» **What you will do**:
Give a verbatim quotation of every record.
>> Begin Provided material
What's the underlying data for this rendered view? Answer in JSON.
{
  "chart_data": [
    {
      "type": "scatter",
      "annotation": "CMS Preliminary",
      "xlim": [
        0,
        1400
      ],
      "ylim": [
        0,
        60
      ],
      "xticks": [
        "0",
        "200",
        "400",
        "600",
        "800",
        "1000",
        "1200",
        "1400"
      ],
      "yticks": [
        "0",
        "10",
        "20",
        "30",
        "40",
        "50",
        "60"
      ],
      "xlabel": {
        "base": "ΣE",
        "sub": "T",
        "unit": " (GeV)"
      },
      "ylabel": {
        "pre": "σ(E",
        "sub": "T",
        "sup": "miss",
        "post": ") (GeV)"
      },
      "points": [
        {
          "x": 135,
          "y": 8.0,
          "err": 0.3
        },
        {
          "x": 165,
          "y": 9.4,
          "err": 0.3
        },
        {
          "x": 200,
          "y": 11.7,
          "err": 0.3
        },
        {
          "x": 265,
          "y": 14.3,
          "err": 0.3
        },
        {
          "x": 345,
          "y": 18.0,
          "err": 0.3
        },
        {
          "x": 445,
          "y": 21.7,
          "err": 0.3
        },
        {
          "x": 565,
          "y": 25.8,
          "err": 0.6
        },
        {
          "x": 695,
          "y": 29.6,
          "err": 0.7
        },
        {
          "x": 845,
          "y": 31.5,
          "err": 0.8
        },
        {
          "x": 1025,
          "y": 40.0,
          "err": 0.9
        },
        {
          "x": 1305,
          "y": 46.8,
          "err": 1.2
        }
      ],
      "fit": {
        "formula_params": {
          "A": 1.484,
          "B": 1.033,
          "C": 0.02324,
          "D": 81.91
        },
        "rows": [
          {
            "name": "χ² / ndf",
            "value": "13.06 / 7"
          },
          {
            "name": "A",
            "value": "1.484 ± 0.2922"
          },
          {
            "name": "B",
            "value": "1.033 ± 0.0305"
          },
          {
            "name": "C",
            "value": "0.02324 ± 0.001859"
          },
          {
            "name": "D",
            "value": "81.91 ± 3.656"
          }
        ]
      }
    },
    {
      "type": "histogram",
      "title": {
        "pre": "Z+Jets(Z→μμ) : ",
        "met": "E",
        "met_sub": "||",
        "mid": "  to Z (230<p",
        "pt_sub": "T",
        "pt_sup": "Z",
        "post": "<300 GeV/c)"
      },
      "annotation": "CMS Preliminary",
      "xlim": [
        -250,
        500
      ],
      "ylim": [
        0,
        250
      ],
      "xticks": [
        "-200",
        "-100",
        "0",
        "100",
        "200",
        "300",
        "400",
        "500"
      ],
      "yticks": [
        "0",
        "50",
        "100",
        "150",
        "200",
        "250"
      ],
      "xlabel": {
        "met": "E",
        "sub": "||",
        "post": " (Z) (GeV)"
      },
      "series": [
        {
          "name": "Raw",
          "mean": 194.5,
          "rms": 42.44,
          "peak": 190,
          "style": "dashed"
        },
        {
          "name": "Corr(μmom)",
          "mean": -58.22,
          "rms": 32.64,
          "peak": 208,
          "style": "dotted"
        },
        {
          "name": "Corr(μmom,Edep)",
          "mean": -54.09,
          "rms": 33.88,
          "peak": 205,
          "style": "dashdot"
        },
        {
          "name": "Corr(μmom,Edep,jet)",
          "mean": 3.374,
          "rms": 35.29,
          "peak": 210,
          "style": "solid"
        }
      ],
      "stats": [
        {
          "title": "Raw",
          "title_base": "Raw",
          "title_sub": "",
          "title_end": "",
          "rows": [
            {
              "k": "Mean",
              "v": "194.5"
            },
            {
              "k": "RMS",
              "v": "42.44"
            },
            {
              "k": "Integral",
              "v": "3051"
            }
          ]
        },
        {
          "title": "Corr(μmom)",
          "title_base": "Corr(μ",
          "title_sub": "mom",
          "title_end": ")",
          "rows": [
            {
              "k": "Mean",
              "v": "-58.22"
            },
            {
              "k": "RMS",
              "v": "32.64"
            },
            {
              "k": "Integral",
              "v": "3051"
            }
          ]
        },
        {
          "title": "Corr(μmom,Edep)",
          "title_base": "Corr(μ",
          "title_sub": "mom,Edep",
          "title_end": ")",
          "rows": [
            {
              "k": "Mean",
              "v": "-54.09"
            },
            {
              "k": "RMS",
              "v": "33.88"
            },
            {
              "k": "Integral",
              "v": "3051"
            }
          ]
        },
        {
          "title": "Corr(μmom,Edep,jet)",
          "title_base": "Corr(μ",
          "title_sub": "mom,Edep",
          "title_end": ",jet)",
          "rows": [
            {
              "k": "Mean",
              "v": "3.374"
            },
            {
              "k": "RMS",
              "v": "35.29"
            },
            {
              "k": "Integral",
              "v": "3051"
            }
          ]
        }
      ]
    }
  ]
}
>> End Provided material
» **Reply to the task**:
What's the underlying data for this rendered view? Answer in JSON.
{
  "chart_data": [
    {
      "type": "scatter",
      "annotation": "CMS Preliminary",
      "xlim": [
        0,
        1400
      ],
      "ylim": [
        0,
        60
      ],
      "xticks": [
        "0",
        "200",
        "400",
        "600",
        "800",
        "1000",
        "1200",
        "1400"
      ],
      "yticks": [
        "0",
        "10",
        "20",
        "30",
        "40",
        "50",
        "60"
      ],
      "xlabel": {
        "base": "ΣE",
        "sub": "T",
        "unit": " (GeV)"
      },
      "ylabel": {
        "pre": "σ(E",
        "sub": "T",
        "sup": "miss",
        "post": ") (GeV)"
      },
      "points": [
        {
          "x": 135,
          "y": 8.0,
          "err": 0.3
        },
        {
          "x": 165,
          "y": 9.4,
          "err": 0.3
        },
        {
          "x": 200,
          "y": 11.7,
          "err": 0.3
        },
        {
          "x": 265,
          "y": 14.3,
          "err": 0.3
        },
        {
          "x": 345,
          "y": 18.0,
          "err": 0.3
        },
        {
          "x": 445,
          "y": 21.7,
          "err": 0.3
        },
        {
          "x": 565,
          "y": 25.8,
          "err": 0.6
        },
        {
          "x": 695,
          "y": 29.6,
          "err": 0.7
        },
        {
          "x": 845,
          "y": 31.5,
          "err": 0.8
        },
        {
          "x": 1025,
          "y": 40.0,
          "err": 0.9
        },
        {
          "x": 1305,
          "y": 46.8,
          "err": 1.2
        }
      ],
      "fit": {
        "formula_params": {
          "A": 1.484,
          "B": 1.033,
          "C": 0.02324,
          "D": 81.91
        },
        "rows": [
          {
            "name": "χ² / ndf",
            "value": "13.06 / 7"
          },
          {
            "name": "A",
            "value": "1.484 ± 0.2922"
          },
          {
            "name": "B",
            "value": "1.033 ± 0.0305"
          },
          {
            "name": "C",
            "value": "0.02324 ± 0.001859"
          },
          {
            "name": "D",
            "value": "81.91 ± 3.656"
          }
        ]
      }
    },
    {
      "type": "histogram",
      "title": {
        "pre": "Z+Jets(Z→μμ) : ",
        "met": "E",
        "met_sub": "||",
        "mid": "  to Z (230<p",
        "pt_sub": "T",
        "pt_sup": "Z",
        "post": "<300 GeV/c)"
      },
      "annotation": "CMS Preliminary",
      "xlim": [
        -250,
        500
      ],
      "ylim": [
        0,
        250
      ],
      "xticks": [
        "-200",
        "-100",
        "0",
        "100",
        "200",
        "300",
        "400",
        "500"
      ],
      "yticks": [
        "0",
        "50",
        "100",
        "150",
        "200",
        "250"
      ],
      "xlabel": {
        "met": "E",
        "sub": "||",
        "post": " (Z) (GeV)"
      },
      "series": [
        {
          "name": "Raw",
          "mean": 194.5,
          "rms": 42.44,
          "peak": 190,
          "style": "dashed"
        },
        {
          "name": "Corr(μmom)",
          "mean": -58.22,
          "rms": 32.64,
          "peak": 208,
          "style": "dotted"
        },
        {
          "name": "Corr(μmom,Edep)",
          "mean": -54.09,
          "rms": 33.88,
          "peak": 205,
          "style": "dashdot"
        },
        {
          "name": "Corr(μmom,Edep,jet)",
          "mean": 3.374,
          "rms": 35.29,
          "peak": 210,
          "style": "solid"
        }
      ],
      "stats": [
        {
          "title": "Raw",
          "title_base": "Raw",
          "title_sub": "",
          "title_end": "",
          "rows": [
            {
              "k": "Mean",
              "v": "194.5"
            },
            {
              "k": "RMS",
              "v": "42.44"
            },
            {
              "k": "Integral",
              "v": "3051"
            }
          ]
        },
        {
          "title": "Corr(μmom)",
          "title_base": "Corr(μ",
          "title_sub": "mom",
          "title_end": ")",
          "rows": [
            {
              "k": "Mean",
              "v": "-58.22"
            },
            {
              "k": "RMS",
              "v": "32.64"
            },
            {
              "k": "Integral",
              "v": "3051"
            }
          ]
        },
        {
          "title": "Corr(μmom,Edep)",
          "title_base": "Corr(μ",
          "title_sub": "mom,Edep",
          "title_end": ")",
          "rows": [
            {
              "k": "Mean",
              "v": "-54.09"
            },
            {
              "k": "RMS",
              "v": "33.88"
            },
            {
              "k": "Integral",
              "v": "3051"
            }
          ]
        },
        {
          "title": "Corr(μmom,Edep,jet)",
          "title_base": "Corr(μ",
          "title_sub": "mom,Edep",
          "title_end": ",jet)",
          "rows": [
            {
              "k": "Mean",
              "v": "3.374"
            },
            {
              "k": "RMS",
              "v": "35.29"
            },
            {
              "k": "Integral",
              "v": "3051"
            }
          ]
        }
      ]
    }
  ]
}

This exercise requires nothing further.